» **Task prompt**
Where a line holds the string "spontaneous", return that line.

(Records from a data collection)
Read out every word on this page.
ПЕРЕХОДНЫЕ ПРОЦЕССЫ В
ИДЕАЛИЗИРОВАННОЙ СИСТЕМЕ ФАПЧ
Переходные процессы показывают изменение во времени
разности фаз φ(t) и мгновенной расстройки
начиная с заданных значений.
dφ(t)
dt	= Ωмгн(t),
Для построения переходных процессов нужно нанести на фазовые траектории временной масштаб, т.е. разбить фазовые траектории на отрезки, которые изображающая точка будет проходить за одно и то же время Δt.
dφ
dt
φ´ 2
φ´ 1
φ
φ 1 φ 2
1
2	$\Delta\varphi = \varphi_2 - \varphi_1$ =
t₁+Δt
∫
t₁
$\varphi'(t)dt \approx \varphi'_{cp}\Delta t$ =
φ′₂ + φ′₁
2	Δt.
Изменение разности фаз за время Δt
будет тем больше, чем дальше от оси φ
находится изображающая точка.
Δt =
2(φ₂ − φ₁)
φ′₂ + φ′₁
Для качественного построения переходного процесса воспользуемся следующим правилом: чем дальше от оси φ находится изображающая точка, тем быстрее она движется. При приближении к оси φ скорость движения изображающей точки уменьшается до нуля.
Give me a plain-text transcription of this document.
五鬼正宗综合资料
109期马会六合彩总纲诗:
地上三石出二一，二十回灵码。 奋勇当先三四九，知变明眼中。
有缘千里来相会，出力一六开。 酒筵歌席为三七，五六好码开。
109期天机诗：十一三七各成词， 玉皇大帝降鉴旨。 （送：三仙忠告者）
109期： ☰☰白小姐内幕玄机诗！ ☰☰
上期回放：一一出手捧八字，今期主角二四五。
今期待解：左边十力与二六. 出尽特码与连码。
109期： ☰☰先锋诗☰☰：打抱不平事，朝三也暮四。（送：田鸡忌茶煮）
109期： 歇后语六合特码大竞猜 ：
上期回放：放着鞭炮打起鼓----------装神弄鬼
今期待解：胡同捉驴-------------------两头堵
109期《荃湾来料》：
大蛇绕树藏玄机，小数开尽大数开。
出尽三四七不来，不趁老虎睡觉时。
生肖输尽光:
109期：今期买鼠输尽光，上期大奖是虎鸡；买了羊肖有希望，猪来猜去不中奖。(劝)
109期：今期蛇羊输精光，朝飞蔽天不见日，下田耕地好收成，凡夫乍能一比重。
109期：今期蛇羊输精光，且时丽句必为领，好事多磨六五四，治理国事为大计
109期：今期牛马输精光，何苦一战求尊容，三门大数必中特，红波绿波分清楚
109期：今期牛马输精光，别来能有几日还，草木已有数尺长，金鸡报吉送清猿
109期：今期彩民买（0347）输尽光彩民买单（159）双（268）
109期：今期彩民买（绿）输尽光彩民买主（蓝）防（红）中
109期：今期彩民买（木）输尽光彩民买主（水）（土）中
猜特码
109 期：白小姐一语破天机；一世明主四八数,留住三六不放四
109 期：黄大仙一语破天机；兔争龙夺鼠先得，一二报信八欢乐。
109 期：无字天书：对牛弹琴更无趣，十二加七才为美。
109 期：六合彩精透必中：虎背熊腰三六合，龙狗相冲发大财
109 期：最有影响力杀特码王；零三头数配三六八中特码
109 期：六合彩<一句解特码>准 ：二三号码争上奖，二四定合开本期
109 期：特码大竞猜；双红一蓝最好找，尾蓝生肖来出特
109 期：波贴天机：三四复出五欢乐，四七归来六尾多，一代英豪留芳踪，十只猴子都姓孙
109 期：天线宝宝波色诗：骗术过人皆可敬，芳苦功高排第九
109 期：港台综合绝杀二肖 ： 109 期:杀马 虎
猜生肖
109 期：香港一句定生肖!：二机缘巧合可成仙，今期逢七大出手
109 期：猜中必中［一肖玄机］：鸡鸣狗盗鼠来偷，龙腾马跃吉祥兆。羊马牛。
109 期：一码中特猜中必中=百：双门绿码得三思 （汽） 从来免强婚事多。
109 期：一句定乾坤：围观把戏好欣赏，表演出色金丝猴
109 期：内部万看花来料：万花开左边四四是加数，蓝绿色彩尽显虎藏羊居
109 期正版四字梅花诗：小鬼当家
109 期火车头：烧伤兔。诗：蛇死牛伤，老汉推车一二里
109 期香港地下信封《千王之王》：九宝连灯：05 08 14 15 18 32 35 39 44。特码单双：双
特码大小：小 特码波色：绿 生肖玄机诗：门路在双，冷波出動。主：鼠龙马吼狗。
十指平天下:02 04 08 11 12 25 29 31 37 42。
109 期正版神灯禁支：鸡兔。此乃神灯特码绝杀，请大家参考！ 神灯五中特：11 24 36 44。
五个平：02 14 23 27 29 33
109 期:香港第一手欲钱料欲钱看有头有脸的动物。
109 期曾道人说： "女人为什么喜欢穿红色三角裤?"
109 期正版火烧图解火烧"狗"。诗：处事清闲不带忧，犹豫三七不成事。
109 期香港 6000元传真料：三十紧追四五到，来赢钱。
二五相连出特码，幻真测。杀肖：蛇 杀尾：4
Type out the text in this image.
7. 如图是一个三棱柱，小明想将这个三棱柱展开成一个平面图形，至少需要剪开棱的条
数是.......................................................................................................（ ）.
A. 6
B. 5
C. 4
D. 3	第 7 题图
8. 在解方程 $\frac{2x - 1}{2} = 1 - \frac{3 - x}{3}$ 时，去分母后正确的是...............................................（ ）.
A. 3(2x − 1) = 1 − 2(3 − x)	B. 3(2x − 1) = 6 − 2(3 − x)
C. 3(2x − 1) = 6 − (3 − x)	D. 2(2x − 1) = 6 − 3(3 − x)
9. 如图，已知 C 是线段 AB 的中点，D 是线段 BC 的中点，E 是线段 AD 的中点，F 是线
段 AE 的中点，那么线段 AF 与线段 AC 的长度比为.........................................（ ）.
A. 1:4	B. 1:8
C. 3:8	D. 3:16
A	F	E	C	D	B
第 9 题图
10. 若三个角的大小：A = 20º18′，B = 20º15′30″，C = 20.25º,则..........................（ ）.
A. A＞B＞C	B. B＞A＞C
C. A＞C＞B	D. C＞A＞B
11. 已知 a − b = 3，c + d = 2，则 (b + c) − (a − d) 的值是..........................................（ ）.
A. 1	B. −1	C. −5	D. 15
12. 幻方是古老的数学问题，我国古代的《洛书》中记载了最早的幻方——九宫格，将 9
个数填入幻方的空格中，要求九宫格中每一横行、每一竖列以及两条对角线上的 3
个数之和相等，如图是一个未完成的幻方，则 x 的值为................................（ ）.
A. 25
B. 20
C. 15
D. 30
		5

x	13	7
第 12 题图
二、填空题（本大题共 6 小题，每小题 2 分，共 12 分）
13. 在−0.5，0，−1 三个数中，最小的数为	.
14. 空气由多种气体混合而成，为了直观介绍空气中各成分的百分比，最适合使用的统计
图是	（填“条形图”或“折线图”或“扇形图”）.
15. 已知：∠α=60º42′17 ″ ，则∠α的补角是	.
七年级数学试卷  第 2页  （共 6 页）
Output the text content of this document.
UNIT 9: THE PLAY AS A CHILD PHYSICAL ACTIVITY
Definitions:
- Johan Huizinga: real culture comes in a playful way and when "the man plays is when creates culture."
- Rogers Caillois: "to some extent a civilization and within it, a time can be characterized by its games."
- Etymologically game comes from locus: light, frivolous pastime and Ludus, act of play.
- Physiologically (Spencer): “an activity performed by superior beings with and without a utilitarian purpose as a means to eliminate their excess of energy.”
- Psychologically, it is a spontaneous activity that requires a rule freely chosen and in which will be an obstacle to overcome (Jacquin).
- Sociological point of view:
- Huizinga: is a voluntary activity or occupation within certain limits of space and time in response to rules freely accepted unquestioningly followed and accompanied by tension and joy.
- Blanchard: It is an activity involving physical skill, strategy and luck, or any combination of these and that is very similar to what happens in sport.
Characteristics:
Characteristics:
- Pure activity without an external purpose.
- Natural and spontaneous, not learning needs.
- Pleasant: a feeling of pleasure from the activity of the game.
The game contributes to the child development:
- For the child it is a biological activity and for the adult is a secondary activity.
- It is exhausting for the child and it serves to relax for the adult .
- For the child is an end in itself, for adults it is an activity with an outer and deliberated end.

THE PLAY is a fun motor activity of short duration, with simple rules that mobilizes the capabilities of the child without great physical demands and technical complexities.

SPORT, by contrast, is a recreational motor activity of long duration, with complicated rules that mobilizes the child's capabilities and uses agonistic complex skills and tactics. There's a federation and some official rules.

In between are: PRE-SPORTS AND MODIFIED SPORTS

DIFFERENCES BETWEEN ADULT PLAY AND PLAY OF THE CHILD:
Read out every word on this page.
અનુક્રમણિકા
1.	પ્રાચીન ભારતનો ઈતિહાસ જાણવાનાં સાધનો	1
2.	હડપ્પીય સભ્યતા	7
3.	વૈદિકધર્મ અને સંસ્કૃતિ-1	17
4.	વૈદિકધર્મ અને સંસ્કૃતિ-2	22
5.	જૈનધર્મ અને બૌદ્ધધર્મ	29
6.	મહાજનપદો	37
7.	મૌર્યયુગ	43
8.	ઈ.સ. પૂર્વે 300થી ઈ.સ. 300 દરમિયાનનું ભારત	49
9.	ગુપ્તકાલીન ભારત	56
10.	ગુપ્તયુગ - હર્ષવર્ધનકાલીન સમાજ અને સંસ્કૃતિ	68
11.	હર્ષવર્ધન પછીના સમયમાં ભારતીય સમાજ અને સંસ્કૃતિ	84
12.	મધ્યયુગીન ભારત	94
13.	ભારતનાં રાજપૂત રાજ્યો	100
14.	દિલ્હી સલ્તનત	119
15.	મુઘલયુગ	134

» **Answer to the problem**
- Psychologically, it is a spontaneous activity that requires a rule freely chosen and in which will be an obstacle to overcome (Jacquin).
- Natural and spontaneous, not learning needs.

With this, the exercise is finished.